***** DATA EXCERPTS *****
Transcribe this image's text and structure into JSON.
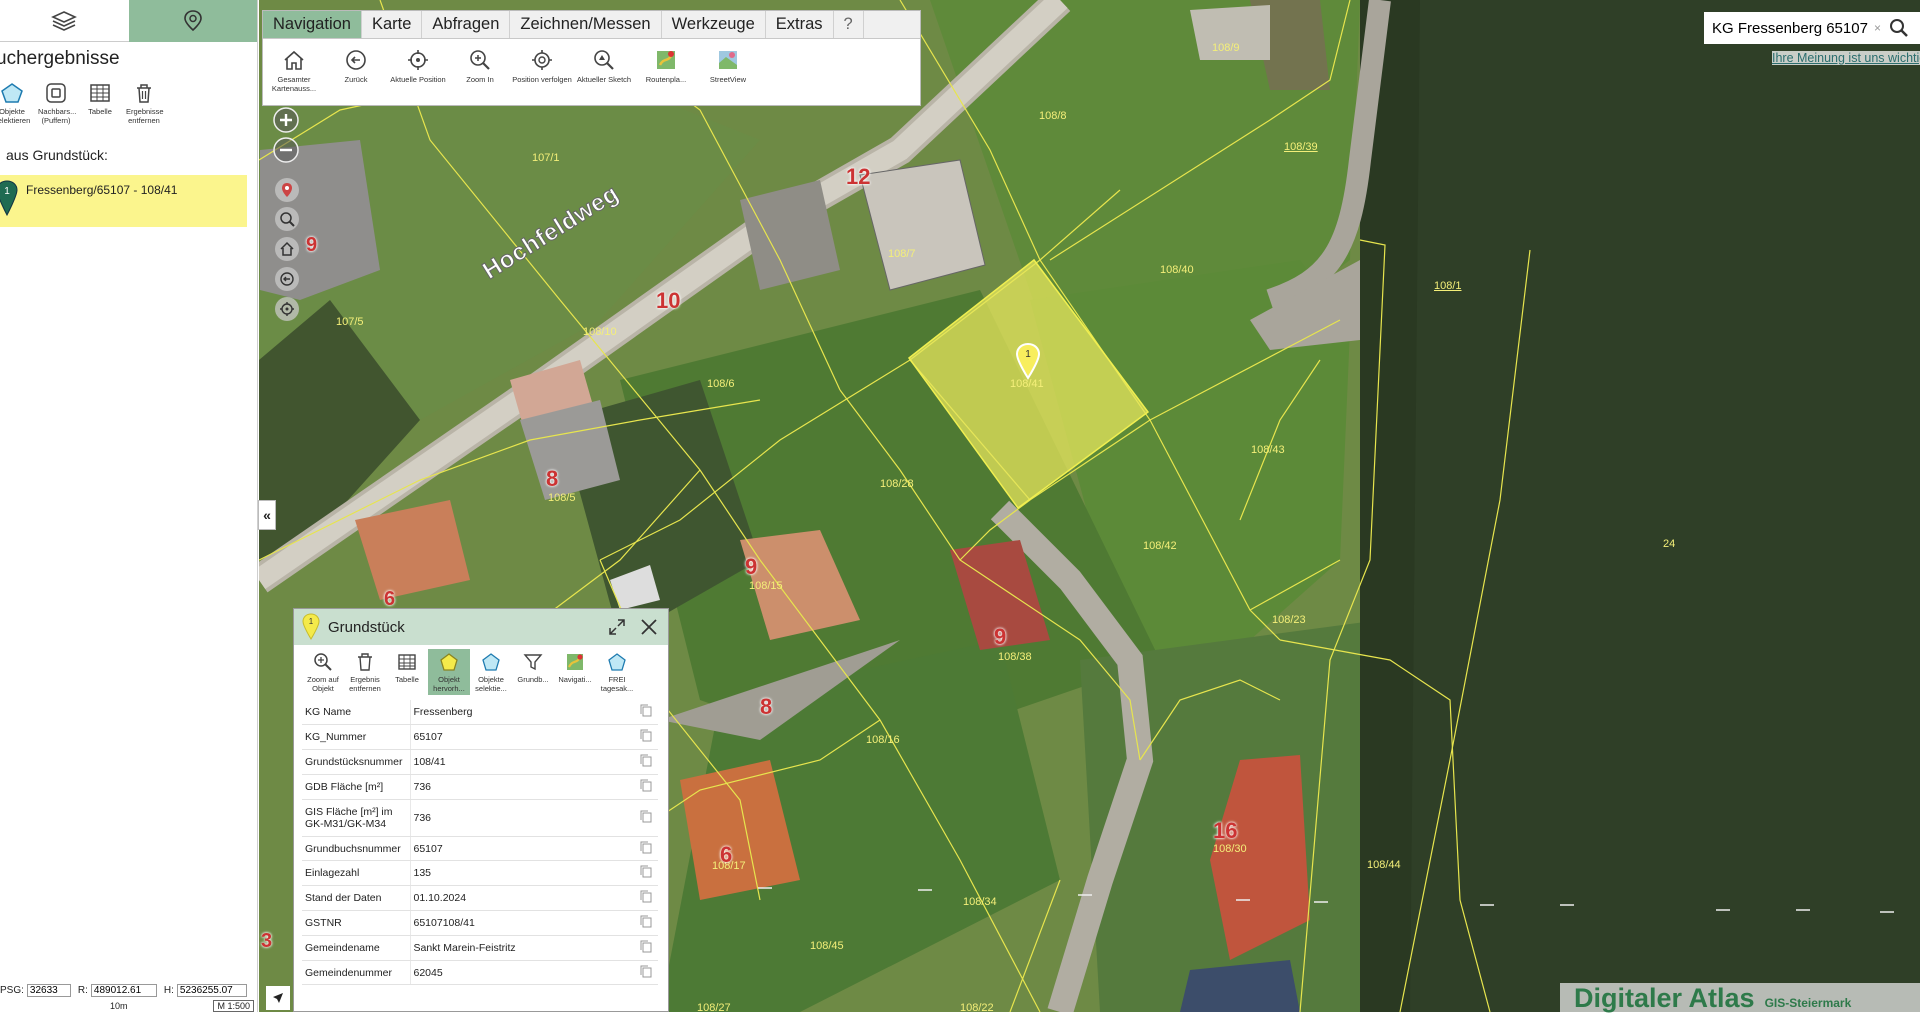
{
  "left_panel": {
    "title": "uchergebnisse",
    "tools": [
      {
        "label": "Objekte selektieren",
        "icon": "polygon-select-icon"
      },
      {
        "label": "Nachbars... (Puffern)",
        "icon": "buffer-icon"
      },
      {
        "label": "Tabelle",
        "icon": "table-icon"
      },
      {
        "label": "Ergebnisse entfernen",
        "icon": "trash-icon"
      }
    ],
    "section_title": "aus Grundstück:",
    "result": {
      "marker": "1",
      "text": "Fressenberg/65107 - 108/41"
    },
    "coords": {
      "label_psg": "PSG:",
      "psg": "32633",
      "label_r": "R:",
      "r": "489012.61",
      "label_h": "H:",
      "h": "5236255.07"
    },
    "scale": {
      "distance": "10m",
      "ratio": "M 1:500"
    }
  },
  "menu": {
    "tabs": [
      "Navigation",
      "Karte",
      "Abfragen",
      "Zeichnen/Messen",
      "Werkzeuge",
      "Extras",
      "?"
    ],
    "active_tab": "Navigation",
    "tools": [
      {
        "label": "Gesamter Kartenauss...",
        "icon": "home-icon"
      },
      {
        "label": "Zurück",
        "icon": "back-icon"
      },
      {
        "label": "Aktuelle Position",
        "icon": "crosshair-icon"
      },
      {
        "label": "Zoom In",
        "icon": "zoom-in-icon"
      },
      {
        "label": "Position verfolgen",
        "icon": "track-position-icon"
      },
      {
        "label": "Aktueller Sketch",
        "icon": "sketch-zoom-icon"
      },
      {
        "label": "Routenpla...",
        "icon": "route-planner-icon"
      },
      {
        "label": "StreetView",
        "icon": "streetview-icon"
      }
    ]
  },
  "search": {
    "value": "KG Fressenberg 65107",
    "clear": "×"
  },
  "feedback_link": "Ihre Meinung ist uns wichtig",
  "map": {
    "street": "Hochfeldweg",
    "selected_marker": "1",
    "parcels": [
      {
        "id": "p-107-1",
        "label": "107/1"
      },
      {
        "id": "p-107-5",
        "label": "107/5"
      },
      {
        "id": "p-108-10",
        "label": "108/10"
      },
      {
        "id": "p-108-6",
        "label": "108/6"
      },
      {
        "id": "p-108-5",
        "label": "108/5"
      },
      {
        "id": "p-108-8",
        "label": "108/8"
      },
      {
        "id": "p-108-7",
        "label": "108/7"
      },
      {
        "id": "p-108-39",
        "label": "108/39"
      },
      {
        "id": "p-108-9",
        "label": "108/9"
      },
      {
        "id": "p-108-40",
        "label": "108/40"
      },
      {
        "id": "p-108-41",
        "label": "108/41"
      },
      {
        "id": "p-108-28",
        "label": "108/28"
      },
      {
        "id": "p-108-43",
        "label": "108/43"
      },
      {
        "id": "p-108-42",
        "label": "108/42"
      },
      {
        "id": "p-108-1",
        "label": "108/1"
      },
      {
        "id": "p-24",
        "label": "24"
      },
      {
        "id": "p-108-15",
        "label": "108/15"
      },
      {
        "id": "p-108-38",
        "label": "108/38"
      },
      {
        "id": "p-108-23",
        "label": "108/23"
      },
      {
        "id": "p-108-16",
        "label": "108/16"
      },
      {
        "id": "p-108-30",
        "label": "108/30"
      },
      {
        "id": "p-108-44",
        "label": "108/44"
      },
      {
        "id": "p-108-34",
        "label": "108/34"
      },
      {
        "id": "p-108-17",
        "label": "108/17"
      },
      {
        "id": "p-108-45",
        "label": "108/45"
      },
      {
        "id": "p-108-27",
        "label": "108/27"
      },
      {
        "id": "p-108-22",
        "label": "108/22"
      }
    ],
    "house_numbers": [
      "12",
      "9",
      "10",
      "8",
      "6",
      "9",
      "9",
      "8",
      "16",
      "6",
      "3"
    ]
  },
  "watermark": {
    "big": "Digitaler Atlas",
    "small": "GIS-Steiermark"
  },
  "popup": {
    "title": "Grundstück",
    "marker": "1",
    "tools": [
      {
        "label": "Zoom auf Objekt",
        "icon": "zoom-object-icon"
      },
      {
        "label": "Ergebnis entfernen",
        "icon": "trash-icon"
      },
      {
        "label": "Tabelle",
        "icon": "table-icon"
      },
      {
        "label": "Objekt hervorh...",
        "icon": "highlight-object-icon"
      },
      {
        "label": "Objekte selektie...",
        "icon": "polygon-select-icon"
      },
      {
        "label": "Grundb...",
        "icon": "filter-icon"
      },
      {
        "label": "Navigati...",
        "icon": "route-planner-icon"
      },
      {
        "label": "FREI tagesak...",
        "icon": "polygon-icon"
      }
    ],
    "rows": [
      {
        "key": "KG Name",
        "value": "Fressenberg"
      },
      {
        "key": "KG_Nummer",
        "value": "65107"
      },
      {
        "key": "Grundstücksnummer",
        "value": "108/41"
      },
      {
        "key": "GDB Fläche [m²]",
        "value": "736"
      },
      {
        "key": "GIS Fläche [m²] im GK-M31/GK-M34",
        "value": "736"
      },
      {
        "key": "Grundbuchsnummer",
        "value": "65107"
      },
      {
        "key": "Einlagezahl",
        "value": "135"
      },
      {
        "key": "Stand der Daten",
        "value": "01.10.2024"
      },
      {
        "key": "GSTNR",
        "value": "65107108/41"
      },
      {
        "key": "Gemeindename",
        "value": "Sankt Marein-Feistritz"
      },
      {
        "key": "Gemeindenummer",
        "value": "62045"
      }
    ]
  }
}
*****
◆ GIVEN INSTRUCTION
Every entry above needs to be retyped exactly; drop the pictures.

◆ SOLUTION TO THE EXERCISE
Transcribe this image's text and structure into JSON.
{
  "left_panel": {
    "title": "uchergebnisse",
    "tools": [
      {
        "label": "Objekte selektieren",
        "icon": "polygon-select-icon"
      },
      {
        "label": "Nachbars... (Puffern)",
        "icon": "buffer-icon"
      },
      {
        "label": "Tabelle",
        "icon": "table-icon"
      },
      {
        "label": "Ergebnisse entfernen",
        "icon": "trash-icon"
      }
    ],
    "section_title": "aus Grundstück:",
    "result": {
      "marker": "1",
      "text": "Fressenberg/65107 - 108/41"
    },
    "coords": {
      "label_psg": "PSG:",
      "psg": "32633",
      "label_r": "R:",
      "r": "489012.61",
      "label_h": "H:",
      "h": "5236255.07"
    },
    "scale": {
      "distance": "10m",
      "ratio": "M 1:500"
    }
  },
  "menu": {
    "tabs": [
      "Navigation",
      "Karte",
      "Abfragen",
      "Zeichnen/Messen",
      "Werkzeuge",
      "Extras",
      "?"
    ],
    "active_tab": "Navigation",
    "tools": [
      {
        "label": "Gesamter Kartenauss...",
        "icon": "home-icon"
      },
      {
        "label": "Zurück",
        "icon": "back-icon"
      },
      {
        "label": "Aktuelle Position",
        "icon": "crosshair-icon"
      },
      {
        "label": "Zoom In",
        "icon": "zoom-in-icon"
      },
      {
        "label": "Position verfolgen",
        "icon": "track-position-icon"
      },
      {
        "label": "Aktueller Sketch",
        "icon": "sketch-zoom-icon"
      },
      {
        "label": "Routenpla...",
        "icon": "route-planner-icon"
      },
      {
        "label": "StreetView",
        "icon": "streetview-icon"
      }
    ]
  },
  "search": {
    "value": "KG Fressenberg 65107",
    "clear": "×"
  },
  "feedback_link": "Ihre Meinung ist uns wichtig",
  "map": {
    "street": "Hochfeldweg",
    "selected_marker": "1",
    "parcels": [
      {
        "id": "p-107-1",
        "label": "107/1"
      },
      {
        "id": "p-107-5",
        "label": "107/5"
      },
      {
        "id": "p-108-10",
        "label": "108/10"
      },
      {
        "id": "p-108-6",
        "label": "108/6"
      },
      {
        "id": "p-108-5",
        "label": "108/5"
      },
      {
        "id": "p-108-8",
        "label": "108/8"
      },
      {
        "id": "p-108-7",
        "label": "108/7"
      },
      {
        "id": "p-108-39",
        "label": "108/39"
      },
      {
        "id": "p-108-9",
        "label": "108/9"
      },
      {
        "id": "p-108-40",
        "label": "108/40"
      },
      {
        "id": "p-108-41",
        "label": "108/41"
      },
      {
        "id": "p-108-28",
        "label": "108/28"
      },
      {
        "id": "p-108-43",
        "label": "108/43"
      },
      {
        "id": "p-108-42",
        "label": "108/42"
      },
      {
        "id": "p-108-1",
        "label": "108/1"
      },
      {
        "id": "p-24",
        "label": "24"
      },
      {
        "id": "p-108-15",
        "label": "108/15"
      },
      {
        "id": "p-108-38",
        "label": "108/38"
      },
      {
        "id": "p-108-23",
        "label": "108/23"
      },
      {
        "id": "p-108-16",
        "label": "108/16"
      },
      {
        "id": "p-108-30",
        "label": "108/30"
      },
      {
        "id": "p-108-44",
        "label": "108/44"
      },
      {
        "id": "p-108-34",
        "label": "108/34"
      },
      {
        "id": "p-108-17",
        "label": "108/17"
      },
      {
        "id": "p-108-45",
        "label": "108/45"
      },
      {
        "id": "p-108-27",
        "label": "108/27"
      },
      {
        "id": "p-108-22",
        "label": "108/22"
      }
    ],
    "house_numbers": [
      "12",
      "9",
      "10",
      "8",
      "6",
      "9",
      "9",
      "8",
      "16",
      "6",
      "3"
    ]
  },
  "watermark": {
    "big": "Digitaler Atlas",
    "small": "GIS-Steiermark"
  },
  "popup": {
    "title": "Grundstück",
    "marker": "1",
    "tools": [
      {
        "label": "Zoom auf Objekt",
        "icon": "zoom-object-icon"
      },
      {
        "label": "Ergebnis entfernen",
        "icon": "trash-icon"
      },
      {
        "label": "Tabelle",
        "icon": "table-icon"
      },
      {
        "label": "Objekt hervorh...",
        "icon": "highlight-object-icon"
      },
      {
        "label": "Objekte selektie...",
        "icon": "polygon-select-icon"
      },
      {
        "label": "Grundb...",
        "icon": "filter-icon"
      },
      {
        "label": "Navigati...",
        "icon": "route-planner-icon"
      },
      {
        "label": "FREI tagesak...",
        "icon": "polygon-icon"
      }
    ],
    "rows": [
      {
        "key": "KG Name",
        "value": "Fressenberg"
      },
      {
        "key": "KG_Nummer",
        "value": "65107"
      },
      {
        "key": "Grundstücksnummer",
        "value": "108/41"
      },
      {
        "key": "GDB Fläche [m²]",
        "value": "736"
      },
      {
        "key": "GIS Fläche [m²] im GK-M31/GK-M34",
        "value": "736"
      },
      {
        "key": "Grundbuchsnummer",
        "value": "65107"
      },
      {
        "key": "Einlagezahl",
        "value": "135"
      },
      {
        "key": "Stand der Daten",
        "value": "01.10.2024"
      },
      {
        "key": "GSTNR",
        "value": "65107108/41"
      },
      {
        "key": "Gemeindename",
        "value": "Sankt Marein-Feistritz"
      },
      {
        "key": "Gemeindenummer",
        "value": "62045"
      }
    ]
  }
}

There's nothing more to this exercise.